### WORK REQUIRED
Every record below should be printed exactly as it appears.
----
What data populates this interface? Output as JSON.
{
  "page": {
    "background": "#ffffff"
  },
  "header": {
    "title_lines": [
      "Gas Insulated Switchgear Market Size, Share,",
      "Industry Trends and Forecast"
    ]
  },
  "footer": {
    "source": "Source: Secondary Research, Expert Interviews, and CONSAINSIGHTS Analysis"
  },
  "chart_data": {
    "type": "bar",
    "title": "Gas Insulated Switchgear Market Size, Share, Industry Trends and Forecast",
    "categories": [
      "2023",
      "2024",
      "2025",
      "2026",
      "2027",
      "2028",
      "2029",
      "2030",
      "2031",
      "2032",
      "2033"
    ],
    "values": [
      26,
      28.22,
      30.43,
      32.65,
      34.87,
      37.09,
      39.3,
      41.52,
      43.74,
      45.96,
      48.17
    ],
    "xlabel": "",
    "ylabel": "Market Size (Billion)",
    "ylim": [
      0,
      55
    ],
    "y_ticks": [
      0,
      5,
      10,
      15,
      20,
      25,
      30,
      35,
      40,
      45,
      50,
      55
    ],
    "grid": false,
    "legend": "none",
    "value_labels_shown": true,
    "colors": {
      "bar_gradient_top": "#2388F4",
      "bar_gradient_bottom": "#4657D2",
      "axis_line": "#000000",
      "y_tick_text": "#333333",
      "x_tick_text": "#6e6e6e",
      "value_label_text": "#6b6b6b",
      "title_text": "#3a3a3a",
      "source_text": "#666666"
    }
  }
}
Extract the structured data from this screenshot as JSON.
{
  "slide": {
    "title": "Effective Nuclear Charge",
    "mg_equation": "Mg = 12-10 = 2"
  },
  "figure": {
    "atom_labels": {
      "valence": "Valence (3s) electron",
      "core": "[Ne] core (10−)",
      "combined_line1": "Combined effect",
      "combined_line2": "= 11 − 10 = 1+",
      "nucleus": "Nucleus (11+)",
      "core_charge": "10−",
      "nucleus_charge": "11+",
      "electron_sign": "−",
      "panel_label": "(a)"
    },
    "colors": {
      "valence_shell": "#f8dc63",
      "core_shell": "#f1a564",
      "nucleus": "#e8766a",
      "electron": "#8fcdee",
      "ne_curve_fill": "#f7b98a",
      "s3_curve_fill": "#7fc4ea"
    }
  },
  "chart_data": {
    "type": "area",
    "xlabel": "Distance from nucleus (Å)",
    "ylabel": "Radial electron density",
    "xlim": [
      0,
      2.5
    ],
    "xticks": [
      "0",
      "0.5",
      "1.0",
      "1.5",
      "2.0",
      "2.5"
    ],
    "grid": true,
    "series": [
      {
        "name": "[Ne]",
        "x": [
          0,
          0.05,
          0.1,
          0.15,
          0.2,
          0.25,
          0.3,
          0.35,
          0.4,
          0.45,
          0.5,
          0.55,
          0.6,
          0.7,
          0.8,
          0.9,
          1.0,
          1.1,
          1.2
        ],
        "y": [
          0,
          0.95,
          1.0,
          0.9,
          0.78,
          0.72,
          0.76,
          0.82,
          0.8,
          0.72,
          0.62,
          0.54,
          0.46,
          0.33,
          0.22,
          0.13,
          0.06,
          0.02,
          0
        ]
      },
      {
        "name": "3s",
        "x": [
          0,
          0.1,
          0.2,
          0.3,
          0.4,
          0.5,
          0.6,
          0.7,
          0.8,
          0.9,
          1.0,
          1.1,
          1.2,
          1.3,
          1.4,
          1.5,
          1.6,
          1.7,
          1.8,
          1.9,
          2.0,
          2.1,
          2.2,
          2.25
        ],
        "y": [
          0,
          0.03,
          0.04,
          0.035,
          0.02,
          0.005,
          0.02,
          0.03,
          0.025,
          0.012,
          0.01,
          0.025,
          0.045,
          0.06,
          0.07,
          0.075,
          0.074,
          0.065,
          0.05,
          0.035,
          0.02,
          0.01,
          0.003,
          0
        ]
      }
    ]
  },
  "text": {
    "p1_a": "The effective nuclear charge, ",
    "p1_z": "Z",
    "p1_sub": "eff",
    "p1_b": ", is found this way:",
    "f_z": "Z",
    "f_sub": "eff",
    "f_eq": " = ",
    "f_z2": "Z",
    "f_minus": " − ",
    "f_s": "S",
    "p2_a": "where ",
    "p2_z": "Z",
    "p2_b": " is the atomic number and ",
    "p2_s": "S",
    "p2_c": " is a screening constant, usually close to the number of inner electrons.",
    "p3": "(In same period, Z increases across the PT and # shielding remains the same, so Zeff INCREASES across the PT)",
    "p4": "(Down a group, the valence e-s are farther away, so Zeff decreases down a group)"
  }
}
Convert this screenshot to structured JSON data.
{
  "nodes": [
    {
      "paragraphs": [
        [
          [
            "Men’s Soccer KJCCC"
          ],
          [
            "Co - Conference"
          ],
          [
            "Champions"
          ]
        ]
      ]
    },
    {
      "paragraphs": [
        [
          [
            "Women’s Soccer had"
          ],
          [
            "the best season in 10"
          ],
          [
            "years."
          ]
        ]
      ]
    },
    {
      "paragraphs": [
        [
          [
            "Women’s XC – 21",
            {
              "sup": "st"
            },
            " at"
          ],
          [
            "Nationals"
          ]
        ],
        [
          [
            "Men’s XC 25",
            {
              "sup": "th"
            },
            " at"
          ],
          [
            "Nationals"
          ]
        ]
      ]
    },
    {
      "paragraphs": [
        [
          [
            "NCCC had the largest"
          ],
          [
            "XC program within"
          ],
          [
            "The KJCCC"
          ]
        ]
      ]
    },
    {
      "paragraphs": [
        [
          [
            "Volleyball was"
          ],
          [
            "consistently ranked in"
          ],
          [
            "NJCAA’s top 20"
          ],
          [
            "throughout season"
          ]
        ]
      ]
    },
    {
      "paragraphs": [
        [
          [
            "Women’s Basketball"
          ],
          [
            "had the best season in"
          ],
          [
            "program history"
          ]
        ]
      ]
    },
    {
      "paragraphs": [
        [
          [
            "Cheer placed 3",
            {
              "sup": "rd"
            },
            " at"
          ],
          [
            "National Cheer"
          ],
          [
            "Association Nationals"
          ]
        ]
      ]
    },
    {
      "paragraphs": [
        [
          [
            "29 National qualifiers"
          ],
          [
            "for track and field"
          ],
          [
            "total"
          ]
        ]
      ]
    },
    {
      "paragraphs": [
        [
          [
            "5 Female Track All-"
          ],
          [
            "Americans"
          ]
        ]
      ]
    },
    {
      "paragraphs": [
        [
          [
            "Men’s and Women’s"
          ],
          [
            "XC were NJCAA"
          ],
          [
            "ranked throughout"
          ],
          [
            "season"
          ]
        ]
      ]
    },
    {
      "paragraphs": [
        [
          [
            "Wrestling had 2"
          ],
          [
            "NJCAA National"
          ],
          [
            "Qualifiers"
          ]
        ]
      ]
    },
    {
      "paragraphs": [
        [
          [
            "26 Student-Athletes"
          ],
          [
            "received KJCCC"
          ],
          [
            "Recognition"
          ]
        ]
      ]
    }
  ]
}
----
### CORRECT RESULT
What data populates this interface? Output as JSON.
{
  "page": {
    "background": "#ffffff"
  },
  "header": {
    "title_lines": [
      "Gas Insulated Switchgear Market Size, Share,",
      "Industry Trends and Forecast"
    ]
  },
  "footer": {
    "source": "Source: Secondary Research, Expert Interviews, and CONSAINSIGHTS Analysis"
  },
  "chart_data": {
    "type": "bar",
    "title": "Gas Insulated Switchgear Market Size, Share, Industry Trends and Forecast",
    "categories": [
      "2023",
      "2024",
      "2025",
      "2026",
      "2027",
      "2028",
      "2029",
      "2030",
      "2031",
      "2032",
      "2033"
    ],
    "values": [
      26,
      28.22,
      30.43,
      32.65,
      34.87,
      37.09,
      39.3,
      41.52,
      43.74,
      45.96,
      48.17
    ],
    "xlabel": "",
    "ylabel": "Market Size (Billion)",
    "ylim": [
      0,
      55
    ],
    "y_ticks": [
      0,
      5,
      10,
      15,
      20,
      25,
      30,
      35,
      40,
      45,
      50,
      55
    ],
    "grid": false,
    "legend": "none",
    "value_labels_shown": true,
    "colors": {
      "bar_gradient_top": "#2388F4",
      "bar_gradient_bottom": "#4657D2",
      "axis_line": "#000000",
      "y_tick_text": "#333333",
      "x_tick_text": "#6e6e6e",
      "value_label_text": "#6b6b6b",
      "title_text": "#3a3a3a",
      "source_text": "#666666"
    }
  }
}
Extract the structured data from this screenshot as JSON.
{
  "slide": {
    "title": "Effective Nuclear Charge",
    "mg_equation": "Mg = 12-10 = 2"
  },
  "figure": {
    "atom_labels": {
      "valence": "Valence (3s) electron",
      "core": "[Ne] core (10−)",
      "combined_line1": "Combined effect",
      "combined_line2": "= 11 − 10 = 1+",
      "nucleus": "Nucleus (11+)",
      "core_charge": "10−",
      "nucleus_charge": "11+",
      "electron_sign": "−",
      "panel_label": "(a)"
    },
    "colors": {
      "valence_shell": "#f8dc63",
      "core_shell": "#f1a564",
      "nucleus": "#e8766a",
      "electron": "#8fcdee",
      "ne_curve_fill": "#f7b98a",
      "s3_curve_fill": "#7fc4ea"
    }
  },
  "chart_data": {
    "type": "area",
    "xlabel": "Distance from nucleus (Å)",
    "ylabel": "Radial electron density",
    "xlim": [
      0,
      2.5
    ],
    "xticks": [
      "0",
      "0.5",
      "1.0",
      "1.5",
      "2.0",
      "2.5"
    ],
    "grid": true,
    "series": [
      {
        "name": "[Ne]",
        "x": [
          0,
          0.05,
          0.1,
          0.15,
          0.2,
          0.25,
          0.3,
          0.35,
          0.4,
          0.45,
          0.5,
          0.55,
          0.6,
          0.7,
          0.8,
          0.9,
          1.0,
          1.1,
          1.2
        ],
        "y": [
          0,
          0.95,
          1.0,
          0.9,
          0.78,
          0.72,
          0.76,
          0.82,
          0.8,
          0.72,
          0.62,
          0.54,
          0.46,
          0.33,
          0.22,
          0.13,
          0.06,
          0.02,
          0
        ]
      },
      {
        "name": "3s",
        "x": [
          0,
          0.1,
          0.2,
          0.3,
          0.4,
          0.5,
          0.6,
          0.7,
          0.8,
          0.9,
          1.0,
          1.1,
          1.2,
          1.3,
          1.4,
          1.5,
          1.6,
          1.7,
          1.8,
          1.9,
          2.0,
          2.1,
          2.2,
          2.25
        ],
        "y": [
          0,
          0.03,
          0.04,
          0.035,
          0.02,
          0.005,
          0.02,
          0.03,
          0.025,
          0.012,
          0.01,
          0.025,
          0.045,
          0.06,
          0.07,
          0.075,
          0.074,
          0.065,
          0.05,
          0.035,
          0.02,
          0.01,
          0.003,
          0
        ]
      }
    ]
  },
  "text": {
    "p1_a": "The effective nuclear charge, ",
    "p1_z": "Z",
    "p1_sub": "eff",
    "p1_b": ", is found this way:",
    "f_z": "Z",
    "f_sub": "eff",
    "f_eq": " = ",
    "f_z2": "Z",
    "f_minus": " − ",
    "f_s": "S",
    "p2_a": "where ",
    "p2_z": "Z",
    "p2_b": " is the atomic number and ",
    "p2_s": "S",
    "p2_c": " is a screening constant, usually close to the number of inner electrons.",
    "p3": "(In same period, Z increases across the PT and # shielding remains the same, so Zeff INCREASES across the PT)",
    "p4": "(Down a group, the valence e-s are farther away, so Zeff decreases down a group)"
  }
}
Convert this screenshot to structured JSON data.
{
  "nodes": [
    {
      "paragraphs": [
        [
          [
            "Men’s Soccer KJCCC"
          ],
          [
            "Co - Conference"
          ],
          [
            "Champions"
          ]
        ]
      ]
    },
    {
      "paragraphs": [
        [
          [
            "Women’s Soccer had"
          ],
          [
            "the best season in 10"
          ],
          [
            "years."
          ]
        ]
      ]
    },
    {
      "paragraphs": [
        [
          [
            "Women’s XC – 21",
            {
              "sup": "st"
            },
            " at"
          ],
          [
            "Nationals"
          ]
        ],
        [
          [
            "Men’s XC 25",
            {
              "sup": "th"
            },
            " at"
          ],
          [
            "Nationals"
          ]
        ]
      ]
    },
    {
      "paragraphs": [
        [
          [
            "NCCC had the largest"
          ],
          [
            "XC program within"
          ],
          [
            "The KJCCC"
          ]
        ]
      ]
    },
    {
      "paragraphs": [
        [
          [
            "Volleyball was"
          ],
          [
            "consistently ranked in"
          ],
          [
            "NJCAA’s top 20"
          ],
          [
            "throughout season"
          ]
        ]
      ]
    },
    {
      "paragraphs": [
        [
          [
            "Women’s Basketball"
          ],
          [
            "had the best season in"
          ],
          [
            "program history"
          ]
        ]
      ]
    },
    {
      "paragraphs": [
        [
          [
            "Cheer placed 3",
            {
              "sup": "rd"
            },
            " at"
          ],
          [
            "National Cheer"
          ],
          [
            "Association Nationals"
          ]
        ]
      ]
    },
    {
      "paragraphs": [
        [
          [
            "29 National qualifiers"
          ],
          [
            "for track and field"
          ],
          [
            "total"
          ]
        ]
      ]
    },
    {
      "paragraphs": [
        [
          [
            "5 Female Track All-"
          ],
          [
            "Americans"
          ]
        ]
      ]
    },
    {
      "paragraphs": [
        [
          [
            "Men’s and Women’s"
          ],
          [
            "XC were NJCAA"
          ],
          [
            "ranked throughout"
          ],
          [
            "season"
          ]
        ]
      ]
    },
    {
      "paragraphs": [
        [
          [
            "Wrestling had 2"
          ],
          [
            "NJCAA National"
          ],
          [
            "Qualifiers"
          ]
        ]
      ]
    },
    {
      "paragraphs": [
        [
          [
            "26 Student-Athletes"
          ],
          [
            "received KJCCC"
          ],
          [
            "Recognition"
          ]
        ]
      ]
    }
  ]
}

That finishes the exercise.